## Directions for this task
Transcribe every line exactly. Leave the pictures behind.

## Extracted records
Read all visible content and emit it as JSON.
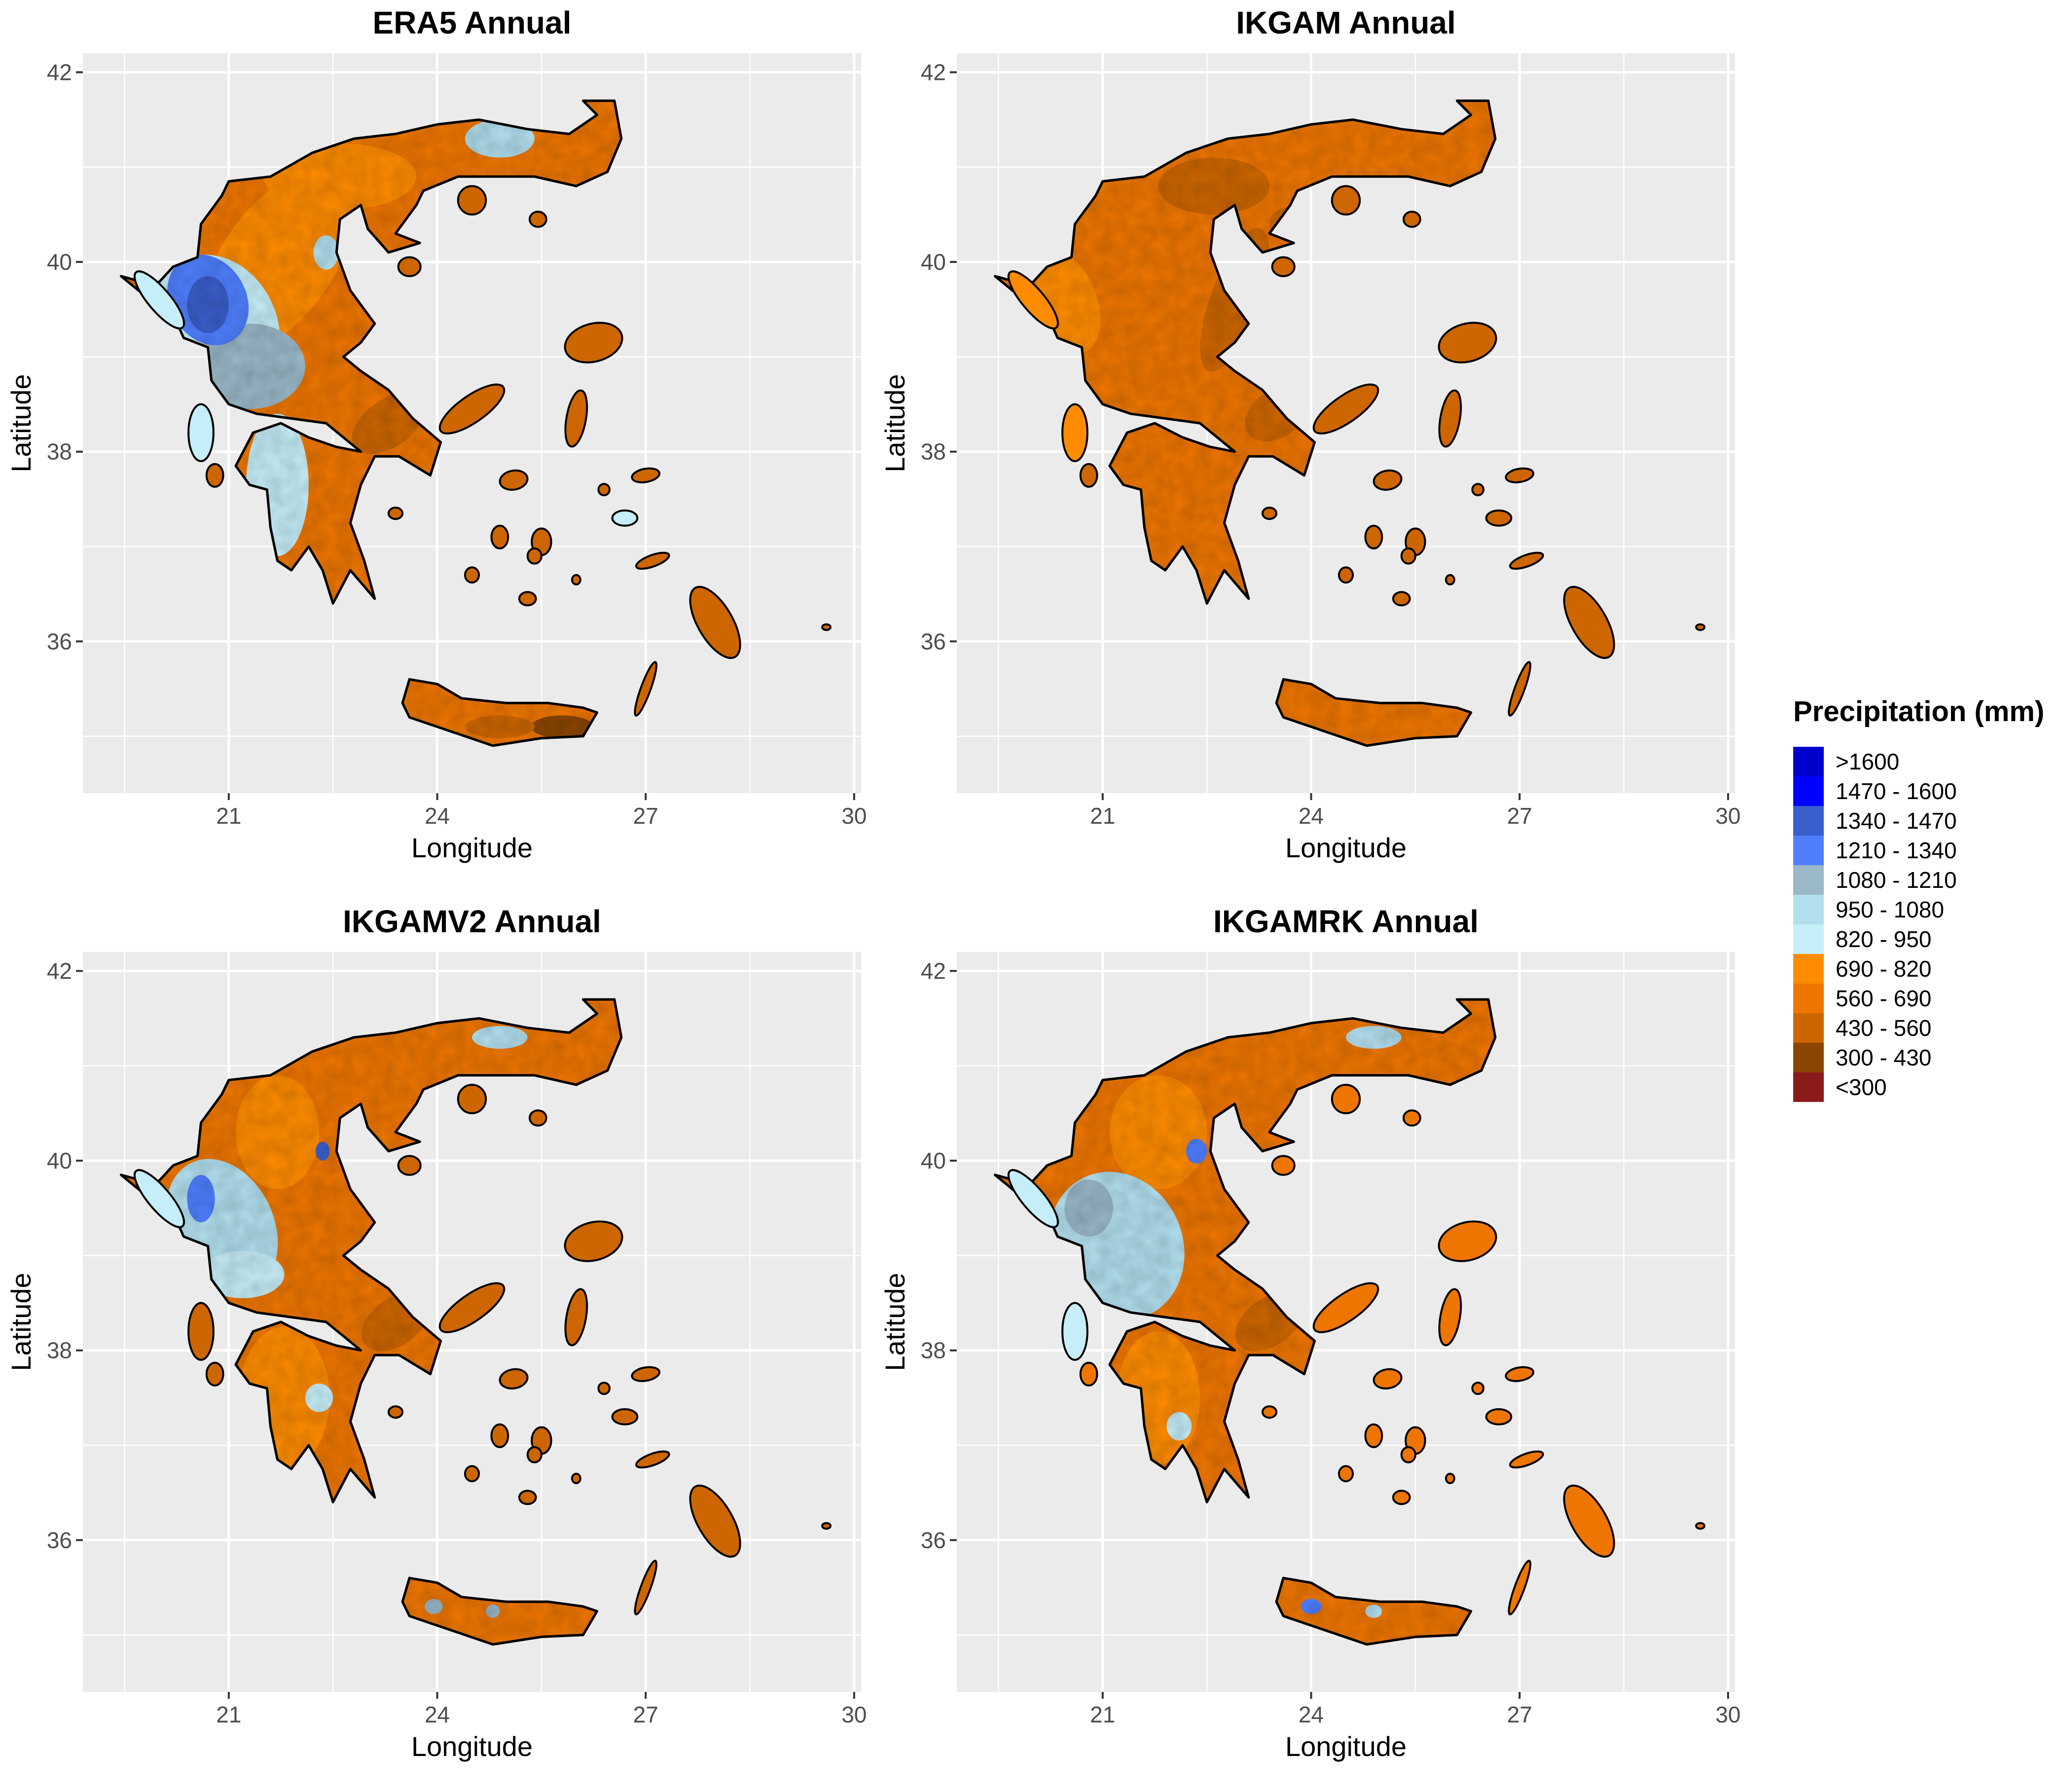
{
  "figure": {
    "panels": [
      {
        "title": "ERA5 Annual",
        "xlabel": "Longitude",
        "ylabel": "Latitude",
        "x_ticks": [
          21,
          24,
          27,
          30
        ],
        "y_ticks": [
          36,
          38,
          40,
          42
        ],
        "xlim": [
          18.9,
          30.1
        ],
        "ylim": [
          34.4,
          42.2
        ],
        "fill_scheme": "era5"
      },
      {
        "title": "IKGAM Annual",
        "xlabel": "Longitude",
        "ylabel": "Latitude",
        "x_ticks": [
          21,
          24,
          27,
          30
        ],
        "y_ticks": [
          36,
          38,
          40,
          42
        ],
        "xlim": [
          18.9,
          30.1
        ],
        "ylim": [
          34.4,
          42.2
        ],
        "fill_scheme": "ikgam"
      },
      {
        "title": "IKGAMV2 Annual",
        "xlabel": "Longitude",
        "ylabel": "Latitude",
        "x_ticks": [
          21,
          24,
          27,
          30
        ],
        "y_ticks": [
          36,
          38,
          40,
          42
        ],
        "xlim": [
          18.9,
          30.1
        ],
        "ylim": [
          34.4,
          42.2
        ],
        "fill_scheme": "ikgamv2"
      },
      {
        "title": "IKGAMRK Annual",
        "xlabel": "Longitude",
        "ylabel": "Latitude",
        "x_ticks": [
          21,
          24,
          27,
          30
        ],
        "y_ticks": [
          36,
          38,
          40,
          42
        ],
        "xlim": [
          18.9,
          30.1
        ],
        "ylim": [
          34.4,
          42.2
        ],
        "fill_scheme": "ikgamrk"
      }
    ],
    "legend": {
      "title": "Precipitation (mm)",
      "items": [
        {
          "label": ">1600",
          "color": "#0000CD"
        },
        {
          "label": "1470 - 1600",
          "color": "#0000FF"
        },
        {
          "label": "1340 - 1470",
          "color": "#3A5FCD"
        },
        {
          "label": "1210 - 1340",
          "color": "#4F7FFF"
        },
        {
          "label": "1080 - 1210",
          "color": "#9AB8C8"
        },
        {
          "label": "950 - 1080",
          "color": "#B2DFEE"
        },
        {
          "label": "820 - 950",
          "color": "#C6EEF8"
        },
        {
          "label": "690 - 820",
          "color": "#FF8C00"
        },
        {
          "label": "560 - 690",
          "color": "#EE7600"
        },
        {
          "label": "430 - 560",
          "color": "#CD6600"
        },
        {
          "label": "300 - 430",
          "color": "#8B4500"
        },
        {
          "label": "<300",
          "color": "#8B1A1A"
        }
      ]
    }
  }
}
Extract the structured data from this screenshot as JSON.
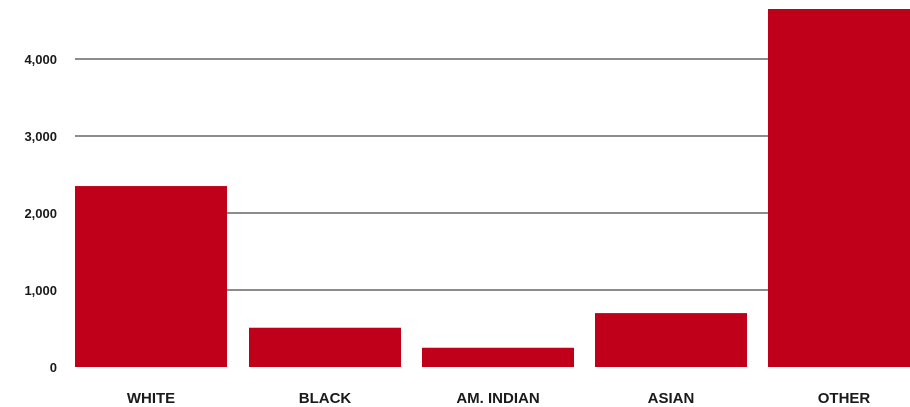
{
  "chart_data": {
    "type": "bar",
    "title": "",
    "xlabel": "",
    "ylabel": "",
    "categories": [
      "WHITE",
      "BLACK",
      "AM. INDIAN",
      "ASIAN",
      "OTHER"
    ],
    "values": [
      2350,
      510,
      250,
      700,
      4650
    ],
    "ylim": [
      0,
      4650
    ],
    "yticks": [
      0,
      1000,
      2000,
      3000,
      4000
    ],
    "ytick_labels": [
      "0",
      "1,000",
      "2,000",
      "3,000",
      "4,000"
    ],
    "grid": true,
    "legend": "none",
    "colors": {
      "bar": "#c0001a",
      "grid": "#1a1a1a",
      "text": "#1a1a1a"
    }
  }
}
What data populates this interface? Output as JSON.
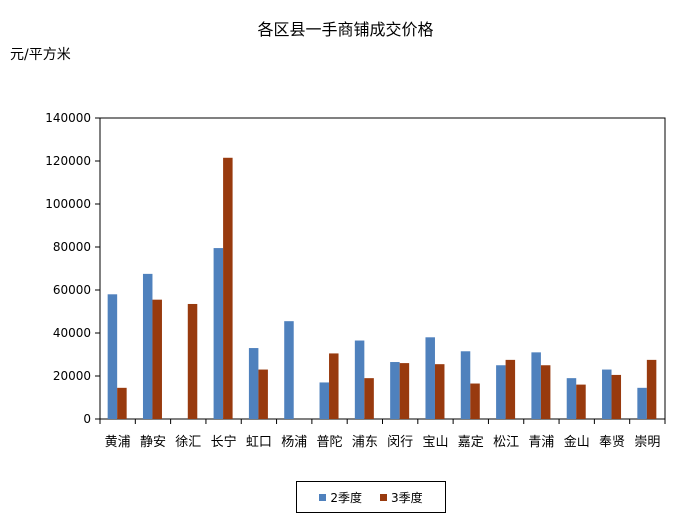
{
  "chart_data": {
    "type": "bar",
    "title": "各区县一手商铺成交价格",
    "ylabel": "元/平方米",
    "xlabel": "",
    "ylim": [
      0,
      140000
    ],
    "yticks": [
      0,
      20000,
      40000,
      60000,
      80000,
      100000,
      120000,
      140000
    ],
    "grid": false,
    "legend_position": "bottom",
    "categories": [
      "黄浦",
      "静安",
      "徐汇",
      "长宁",
      "虹口",
      "杨浦",
      "普陀",
      "浦东",
      "闵行",
      "宝山",
      "嘉定",
      "松江",
      "青浦",
      "金山",
      "奉贤",
      "崇明"
    ],
    "series": [
      {
        "name": "2季度",
        "color": "#4f81bd",
        "values": [
          58000,
          67500,
          0,
          79500,
          33000,
          45500,
          17000,
          36500,
          26500,
          38000,
          31500,
          25000,
          31000,
          19000,
          23000,
          14500
        ]
      },
      {
        "name": "3季度",
        "color": "#983a0e",
        "values": [
          14500,
          55500,
          53500,
          121500,
          23000,
          0,
          30500,
          19000,
          26000,
          25500,
          16500,
          27500,
          25000,
          16000,
          20500,
          27500
        ]
      }
    ]
  }
}
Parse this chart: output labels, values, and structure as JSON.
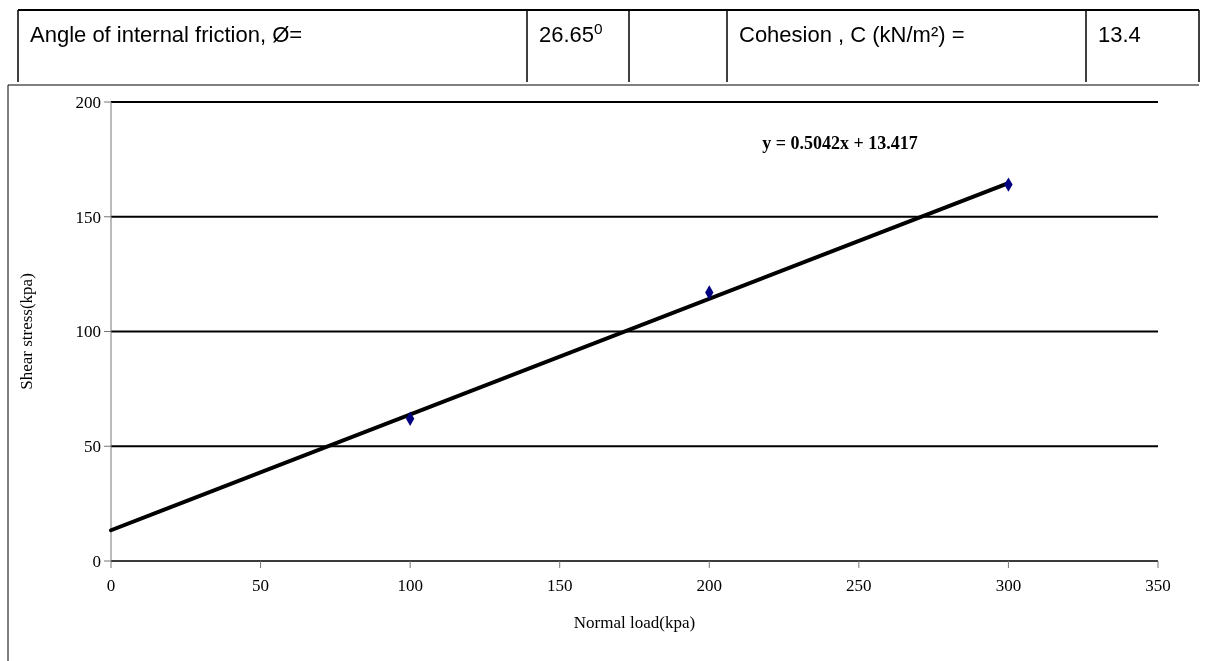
{
  "chart_data": {
    "type": "scatter",
    "xlabel": "Normal load(kpa)",
    "ylabel": "Shear stress(kpa)",
    "x": [
      100,
      200,
      300
    ],
    "series": [
      {
        "color": "#000080",
        "marker": "diamond",
        "values": [
          62,
          117,
          164
        ]
      },
      {
        "type": "line",
        "color": "#000000",
        "marker": "none",
        "x": [
          0,
          300
        ],
        "values": [
          13.4,
          164.7
        ]
      }
    ],
    "xlim": [
      0,
      350
    ],
    "xticks": [
      0,
      50,
      100,
      150,
      200,
      250,
      300,
      350
    ],
    "ylim": [
      0,
      200
    ],
    "yticks": [
      0,
      50,
      100,
      150,
      200
    ],
    "grid": "y",
    "annotations": [
      "y = 0.5042x + 13.417",
      "Angle of internal friction, Ø=",
      "26.65$^{0}$",
      "Cohesion , C (kN/m²) =",
      "13.4"
    ]
  }
}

## Reply to the exercise
Read all visible content and emit it as JSON.
{
  "figure": {
    "panels": [
      {
        "title": "ERA5 Annual",
        "xlabel": "Longitude",
        "ylabel": "Latitude",
        "x_ticks": [
          21,
          24,
          27,
          30
        ],
        "y_ticks": [
          36,
          38,
          40,
          42
        ],
        "xlim": [
          18.9,
          30.1
        ],
        "ylim": [
          34.4,
          42.2
        ],
        "fill_scheme": "era5"
      },
      {
        "title": "IKGAM Annual",
        "xlabel": "Longitude",
        "ylabel": "Latitude",
        "x_ticks": [
          21,
          24,
          27,
          30
        ],
        "y_ticks": [
          36,
          38,
          40,
          42
        ],
        "xlim": [
          18.9,
          30.1
        ],
        "ylim": [
          34.4,
          42.2
        ],
        "fill_scheme": "ikgam"
      },
      {
        "title": "IKGAMV2 Annual",
        "xlabel": "Longitude",
        "ylabel": "Latitude",
        "x_ticks": [
          21,
          24,
          27,
          30
        ],
        "y_ticks": [
          36,
          38,
          40,
          42
        ],
        "xlim": [
          18.9,
          30.1
        ],
        "ylim": [
          34.4,
          42.2
        ],
        "fill_scheme": "ikgamv2"
      },
      {
        "title": "IKGAMRK Annual",
        "xlabel": "Longitude",
        "ylabel": "Latitude",
        "x_ticks": [
          21,
          24,
          27,
          30
        ],
        "y_ticks": [
          36,
          38,
          40,
          42
        ],
        "xlim": [
          18.9,
          30.1
        ],
        "ylim": [
          34.4,
          42.2
        ],
        "fill_scheme": "ikgamrk"
      }
    ],
    "legend": {
      "title": "Precipitation (mm)",
      "items": [
        {
          "label": ">1600",
          "color": "#0000CD"
        },
        {
          "label": "1470 - 1600",
          "color": "#0000FF"
        },
        {
          "label": "1340 - 1470",
          "color": "#3A5FCD"
        },
        {
          "label": "1210 - 1340",
          "color": "#4F7FFF"
        },
        {
          "label": "1080 - 1210",
          "color": "#9AB8C8"
        },
        {
          "label": "950 - 1080",
          "color": "#B2DFEE"
        },
        {
          "label": "820 - 950",
          "color": "#C6EEF8"
        },
        {
          "label": "690 - 820",
          "color": "#FF8C00"
        },
        {
          "label": "560 - 690",
          "color": "#EE7600"
        },
        {
          "label": "430 - 560",
          "color": "#CD6600"
        },
        {
          "label": "300 - 430",
          "color": "#8B4500"
        },
        {
          "label": "<300",
          "color": "#8B1A1A"
        }
      ]
    }
  }
}
Extract the structured data from this screenshot as JSON.
{
  "chart_data": {
    "type": "bar",
    "title": "",
    "xlabel": "",
    "ylabel": "",
    "categories": [
      "WHITE",
      "BLACK",
      "AM. INDIAN",
      "ASIAN",
      "OTHER"
    ],
    "values": [
      2350,
      510,
      250,
      700,
      4650
    ],
    "ylim": [
      0,
      4650
    ],
    "yticks": [
      0,
      1000,
      2000,
      3000,
      4000
    ],
    "ytick_labels": [
      "0",
      "1,000",
      "2,000",
      "3,000",
      "4,000"
    ],
    "grid": true,
    "legend": "none",
    "colors": {
      "bar": "#c0001a",
      "grid": "#1a1a1a",
      "text": "#1a1a1a"
    }
  }
}
What data populates this interface? Output as JSON.
{
  "chart_data": {
    "type": "bar",
    "title": "各区县一手商铺成交价格",
    "ylabel": "元/平方米",
    "xlabel": "",
    "ylim": [
      0,
      140000
    ],
    "yticks": [
      0,
      20000,
      40000,
      60000,
      80000,
      100000,
      120000,
      140000
    ],
    "grid": false,
    "legend_position": "bottom",
    "categories": [
      "黄浦",
      "静安",
      "徐汇",
      "长宁",
      "虹口",
      "杨浦",
      "普陀",
      "浦东",
      "闵行",
      "宝山",
      "嘉定",
      "松江",
      "青浦",
      "金山",
      "奉贤",
      "崇明"
    ],
    "series": [
      {
        "name": "2季度",
        "color": "#4f81bd",
        "values": [
          58000,
          67500,
          0,
          79500,
          33000,
          45500,
          17000,
          36500,
          26500,
          38000,
          31500,
          25000,
          31000,
          19000,
          23000,
          14500
        ]
      },
      {
        "name": "3季度",
        "color": "#983a0e",
        "values": [
          14500,
          55500,
          53500,
          121500,
          23000,
          0,
          30500,
          19000,
          26000,
          25500,
          16500,
          27500,
          25000,
          16000,
          20500,
          27500
        ]
      }
    ]
  }
}
Parse this chart: output labels, values, and structure as JSON.
{
  "chart_data": {
    "type": "scatter",
    "xlabel": "Normal load(kpa)",
    "ylabel": "Shear stress(kpa)",
    "x": [
      100,
      200,
      300
    ],
    "series": [
      {
        "color": "#000080",
        "marker": "diamond",
        "values": [
          62,
          117,
          164
        ]
      },
      {
        "type": "line",
        "color": "#000000",
        "marker": "none",
        "x": [
          0,
          300
        ],
        "values": [
          13.4,
          164.7
        ]
      }
    ],
    "xlim": [
      0,
      350
    ],
    "xticks": [
      0,
      50,
      100,
      150,
      200,
      250,
      300,
      350
    ],
    "ylim": [
      0,
      200
    ],
    "yticks": [
      0,
      50,
      100,
      150,
      200
    ],
    "grid": "y",
    "annotations": [
      "y = 0.5042x + 13.417",
      "Angle of internal friction, Ø=",
      "26.65$^{0}$",
      "Cohesion , C (kN/m²) =",
      "13.4"
    ]
  }
}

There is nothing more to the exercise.